EXERCISE GOAL: Could you copy the items below word for word, from the line containing "- src-phone-icon: [49, 152, 73, 162]" to the line containing "- fan-icon: ✣: [444, 261, 461, 286]", including both of those lines and nothing else?

[Start]

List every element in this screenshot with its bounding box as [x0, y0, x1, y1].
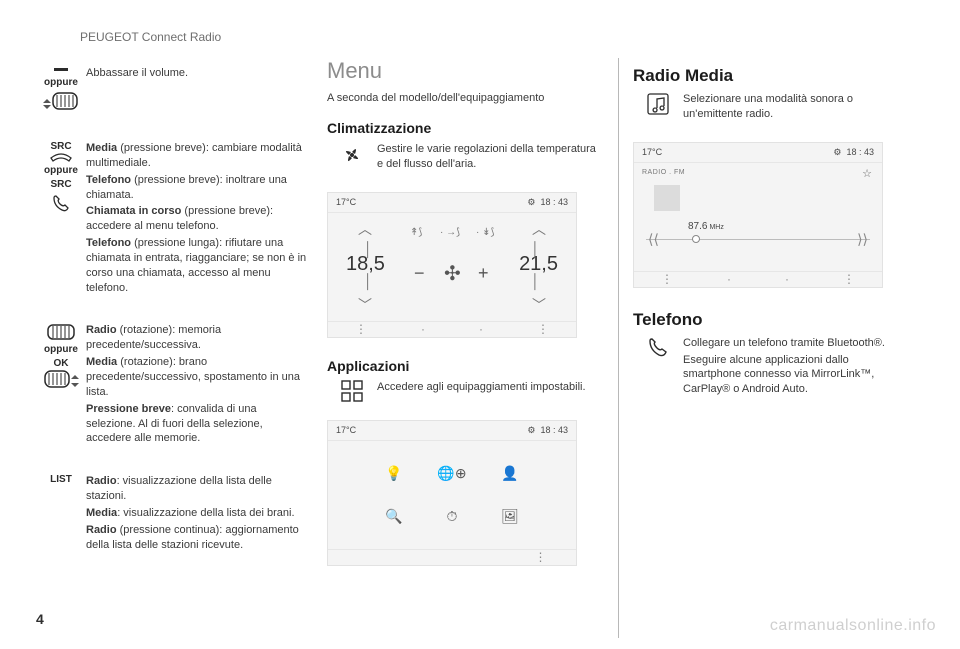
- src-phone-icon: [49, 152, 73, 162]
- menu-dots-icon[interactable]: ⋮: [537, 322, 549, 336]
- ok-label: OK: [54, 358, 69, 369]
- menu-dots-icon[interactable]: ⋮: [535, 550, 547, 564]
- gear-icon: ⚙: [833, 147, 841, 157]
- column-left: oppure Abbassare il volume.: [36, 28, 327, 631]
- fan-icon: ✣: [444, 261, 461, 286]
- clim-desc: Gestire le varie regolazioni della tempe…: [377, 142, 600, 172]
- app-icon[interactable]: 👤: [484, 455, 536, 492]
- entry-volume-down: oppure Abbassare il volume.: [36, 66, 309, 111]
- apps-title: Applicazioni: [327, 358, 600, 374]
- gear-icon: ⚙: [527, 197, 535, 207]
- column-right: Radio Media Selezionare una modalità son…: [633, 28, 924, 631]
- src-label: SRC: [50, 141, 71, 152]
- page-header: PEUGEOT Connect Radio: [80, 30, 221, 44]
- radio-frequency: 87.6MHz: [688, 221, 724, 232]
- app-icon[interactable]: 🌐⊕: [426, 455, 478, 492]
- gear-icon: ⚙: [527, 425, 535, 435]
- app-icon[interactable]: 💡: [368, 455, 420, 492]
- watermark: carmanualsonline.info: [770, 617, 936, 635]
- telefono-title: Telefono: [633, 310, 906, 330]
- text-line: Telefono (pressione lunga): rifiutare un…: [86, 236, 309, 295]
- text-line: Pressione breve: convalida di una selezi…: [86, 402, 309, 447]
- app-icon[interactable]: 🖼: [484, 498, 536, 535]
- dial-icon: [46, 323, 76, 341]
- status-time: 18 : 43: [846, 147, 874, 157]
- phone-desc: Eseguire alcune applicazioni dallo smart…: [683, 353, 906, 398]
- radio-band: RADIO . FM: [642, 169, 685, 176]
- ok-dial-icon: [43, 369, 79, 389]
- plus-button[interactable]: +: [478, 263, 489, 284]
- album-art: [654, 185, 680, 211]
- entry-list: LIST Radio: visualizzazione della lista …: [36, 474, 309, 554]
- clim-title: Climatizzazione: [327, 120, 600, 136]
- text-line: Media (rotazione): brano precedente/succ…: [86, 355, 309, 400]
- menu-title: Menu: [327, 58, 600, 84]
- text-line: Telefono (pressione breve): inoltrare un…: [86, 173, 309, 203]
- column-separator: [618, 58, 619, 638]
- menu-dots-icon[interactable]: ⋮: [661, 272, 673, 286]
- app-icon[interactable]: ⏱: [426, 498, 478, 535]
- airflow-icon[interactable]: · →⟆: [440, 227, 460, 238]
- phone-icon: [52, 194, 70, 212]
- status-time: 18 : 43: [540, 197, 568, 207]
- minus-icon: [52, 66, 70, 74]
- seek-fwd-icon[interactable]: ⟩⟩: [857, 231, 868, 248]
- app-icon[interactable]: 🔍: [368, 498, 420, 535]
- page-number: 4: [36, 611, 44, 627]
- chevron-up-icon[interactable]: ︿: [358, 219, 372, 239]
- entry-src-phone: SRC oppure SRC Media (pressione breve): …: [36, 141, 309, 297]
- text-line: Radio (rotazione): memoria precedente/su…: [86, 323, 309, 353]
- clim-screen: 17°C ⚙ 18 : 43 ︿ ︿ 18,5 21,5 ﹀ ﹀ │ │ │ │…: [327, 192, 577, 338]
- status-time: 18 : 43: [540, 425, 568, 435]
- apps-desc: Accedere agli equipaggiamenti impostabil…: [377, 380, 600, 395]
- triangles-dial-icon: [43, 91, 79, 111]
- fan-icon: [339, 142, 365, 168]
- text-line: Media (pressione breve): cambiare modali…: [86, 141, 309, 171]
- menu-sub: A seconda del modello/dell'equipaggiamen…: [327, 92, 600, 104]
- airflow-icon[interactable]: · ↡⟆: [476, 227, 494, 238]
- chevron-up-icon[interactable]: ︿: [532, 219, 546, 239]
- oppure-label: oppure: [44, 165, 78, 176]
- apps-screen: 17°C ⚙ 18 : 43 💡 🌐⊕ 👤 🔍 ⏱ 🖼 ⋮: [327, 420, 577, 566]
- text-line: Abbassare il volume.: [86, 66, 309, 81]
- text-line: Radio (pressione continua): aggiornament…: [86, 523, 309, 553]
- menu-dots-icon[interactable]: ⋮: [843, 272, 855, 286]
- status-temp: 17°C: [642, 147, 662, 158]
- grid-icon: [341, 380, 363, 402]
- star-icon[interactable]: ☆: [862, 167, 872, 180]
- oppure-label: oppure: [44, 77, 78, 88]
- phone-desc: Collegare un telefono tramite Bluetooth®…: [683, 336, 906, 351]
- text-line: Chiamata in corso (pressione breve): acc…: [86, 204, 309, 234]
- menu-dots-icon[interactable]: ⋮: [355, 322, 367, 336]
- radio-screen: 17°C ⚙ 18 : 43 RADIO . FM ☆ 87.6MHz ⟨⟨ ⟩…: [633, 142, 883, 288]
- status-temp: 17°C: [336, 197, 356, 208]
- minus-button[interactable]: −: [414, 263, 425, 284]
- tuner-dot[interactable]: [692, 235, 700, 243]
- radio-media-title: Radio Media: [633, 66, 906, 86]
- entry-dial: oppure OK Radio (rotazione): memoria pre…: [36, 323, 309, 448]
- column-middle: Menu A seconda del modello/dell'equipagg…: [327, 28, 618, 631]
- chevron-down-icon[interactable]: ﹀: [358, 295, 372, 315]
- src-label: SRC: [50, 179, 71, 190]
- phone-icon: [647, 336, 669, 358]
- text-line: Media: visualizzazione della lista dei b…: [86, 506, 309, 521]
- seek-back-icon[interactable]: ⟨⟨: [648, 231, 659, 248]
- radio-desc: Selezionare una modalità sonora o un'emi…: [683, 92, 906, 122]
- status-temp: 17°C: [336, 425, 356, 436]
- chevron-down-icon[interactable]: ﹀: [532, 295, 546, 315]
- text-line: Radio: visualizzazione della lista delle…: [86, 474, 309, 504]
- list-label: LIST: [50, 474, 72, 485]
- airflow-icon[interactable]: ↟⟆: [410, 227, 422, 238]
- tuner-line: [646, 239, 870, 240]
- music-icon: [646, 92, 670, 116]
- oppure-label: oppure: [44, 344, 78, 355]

[End]
[Start]

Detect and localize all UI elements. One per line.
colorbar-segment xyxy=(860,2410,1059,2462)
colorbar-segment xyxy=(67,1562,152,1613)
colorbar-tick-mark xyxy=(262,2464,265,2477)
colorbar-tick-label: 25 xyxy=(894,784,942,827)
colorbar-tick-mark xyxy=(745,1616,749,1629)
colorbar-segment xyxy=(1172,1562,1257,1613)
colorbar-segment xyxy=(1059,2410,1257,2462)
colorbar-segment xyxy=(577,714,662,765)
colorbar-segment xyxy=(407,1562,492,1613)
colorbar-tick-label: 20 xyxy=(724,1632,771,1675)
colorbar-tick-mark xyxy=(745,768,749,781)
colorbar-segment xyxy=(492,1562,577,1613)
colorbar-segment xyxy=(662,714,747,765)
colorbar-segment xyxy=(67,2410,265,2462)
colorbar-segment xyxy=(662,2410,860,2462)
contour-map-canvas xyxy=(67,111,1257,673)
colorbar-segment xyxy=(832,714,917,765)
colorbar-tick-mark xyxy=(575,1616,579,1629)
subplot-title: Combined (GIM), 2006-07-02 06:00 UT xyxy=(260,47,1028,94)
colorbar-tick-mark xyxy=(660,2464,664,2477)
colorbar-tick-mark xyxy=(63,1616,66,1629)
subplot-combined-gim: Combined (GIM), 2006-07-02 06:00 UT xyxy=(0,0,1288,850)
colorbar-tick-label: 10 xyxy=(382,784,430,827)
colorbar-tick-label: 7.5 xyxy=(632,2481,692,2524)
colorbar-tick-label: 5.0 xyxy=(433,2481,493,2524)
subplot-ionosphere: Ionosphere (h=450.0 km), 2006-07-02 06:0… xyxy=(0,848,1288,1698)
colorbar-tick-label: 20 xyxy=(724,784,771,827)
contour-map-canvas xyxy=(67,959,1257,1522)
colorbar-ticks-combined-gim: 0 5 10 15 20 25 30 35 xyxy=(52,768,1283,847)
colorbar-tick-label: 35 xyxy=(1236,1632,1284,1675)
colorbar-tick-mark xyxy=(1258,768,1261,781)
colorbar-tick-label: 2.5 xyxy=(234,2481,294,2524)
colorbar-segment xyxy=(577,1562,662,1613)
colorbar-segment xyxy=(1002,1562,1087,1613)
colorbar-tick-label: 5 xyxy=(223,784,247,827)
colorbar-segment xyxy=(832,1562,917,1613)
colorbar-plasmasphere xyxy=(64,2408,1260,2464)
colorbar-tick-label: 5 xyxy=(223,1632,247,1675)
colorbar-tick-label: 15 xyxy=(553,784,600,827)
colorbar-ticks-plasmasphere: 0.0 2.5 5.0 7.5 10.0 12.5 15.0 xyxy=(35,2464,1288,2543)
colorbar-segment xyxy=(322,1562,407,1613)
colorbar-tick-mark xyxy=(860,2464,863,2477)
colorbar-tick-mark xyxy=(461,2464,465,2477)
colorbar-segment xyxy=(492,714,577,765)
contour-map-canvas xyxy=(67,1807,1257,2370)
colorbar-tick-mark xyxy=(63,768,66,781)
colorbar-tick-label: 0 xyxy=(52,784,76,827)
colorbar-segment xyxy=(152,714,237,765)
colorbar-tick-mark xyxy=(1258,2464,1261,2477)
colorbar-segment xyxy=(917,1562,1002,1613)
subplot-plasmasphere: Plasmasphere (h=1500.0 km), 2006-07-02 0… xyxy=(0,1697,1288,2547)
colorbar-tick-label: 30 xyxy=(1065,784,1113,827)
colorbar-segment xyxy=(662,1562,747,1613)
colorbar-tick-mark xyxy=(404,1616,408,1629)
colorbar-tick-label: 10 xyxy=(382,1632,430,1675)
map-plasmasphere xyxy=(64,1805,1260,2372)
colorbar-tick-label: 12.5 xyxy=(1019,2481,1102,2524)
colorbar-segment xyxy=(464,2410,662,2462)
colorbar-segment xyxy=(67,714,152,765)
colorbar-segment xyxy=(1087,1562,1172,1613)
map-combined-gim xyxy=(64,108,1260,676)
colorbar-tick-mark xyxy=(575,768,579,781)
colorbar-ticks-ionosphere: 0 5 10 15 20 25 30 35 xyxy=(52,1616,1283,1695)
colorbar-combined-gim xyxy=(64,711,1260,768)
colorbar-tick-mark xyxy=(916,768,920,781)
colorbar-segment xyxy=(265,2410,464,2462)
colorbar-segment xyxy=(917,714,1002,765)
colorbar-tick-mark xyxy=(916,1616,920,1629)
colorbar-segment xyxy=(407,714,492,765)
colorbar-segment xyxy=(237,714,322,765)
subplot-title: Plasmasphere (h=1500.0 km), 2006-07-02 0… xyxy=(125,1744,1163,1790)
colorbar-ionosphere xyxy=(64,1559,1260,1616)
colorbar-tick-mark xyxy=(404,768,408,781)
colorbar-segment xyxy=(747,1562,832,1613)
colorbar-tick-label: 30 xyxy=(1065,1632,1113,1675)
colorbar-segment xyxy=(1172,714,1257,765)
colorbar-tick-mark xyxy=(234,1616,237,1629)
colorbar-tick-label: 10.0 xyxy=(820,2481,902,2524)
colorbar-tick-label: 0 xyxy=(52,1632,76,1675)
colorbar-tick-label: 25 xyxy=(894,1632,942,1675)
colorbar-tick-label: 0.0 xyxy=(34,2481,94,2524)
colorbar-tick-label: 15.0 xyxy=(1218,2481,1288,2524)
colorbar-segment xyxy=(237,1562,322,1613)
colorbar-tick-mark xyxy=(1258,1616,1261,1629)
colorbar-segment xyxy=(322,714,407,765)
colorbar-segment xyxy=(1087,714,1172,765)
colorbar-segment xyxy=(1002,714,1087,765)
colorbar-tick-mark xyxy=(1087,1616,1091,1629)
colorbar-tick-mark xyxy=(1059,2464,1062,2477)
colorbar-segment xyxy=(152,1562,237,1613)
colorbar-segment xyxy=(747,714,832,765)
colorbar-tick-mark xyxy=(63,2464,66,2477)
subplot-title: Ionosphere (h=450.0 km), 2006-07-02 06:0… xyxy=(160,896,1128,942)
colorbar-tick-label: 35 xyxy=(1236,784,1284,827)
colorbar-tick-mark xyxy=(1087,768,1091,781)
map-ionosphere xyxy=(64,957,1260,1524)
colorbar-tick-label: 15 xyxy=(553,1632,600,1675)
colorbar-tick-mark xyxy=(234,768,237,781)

[End]

RESULT OF THE EXERCISE:
- src-phone-icon: [49, 152, 73, 162]
- menu-dots-icon[interactable]: ⋮: [537, 322, 549, 336]
- ok-label: OK: [54, 358, 69, 369]
- menu-dots-icon[interactable]: ⋮: [535, 550, 547, 564]
- gear-icon: ⚙: [833, 147, 841, 157]
- column-left: oppure Abbassare il volume.: [36, 28, 327, 631]
- fan-icon: ✣: [444, 261, 461, 286]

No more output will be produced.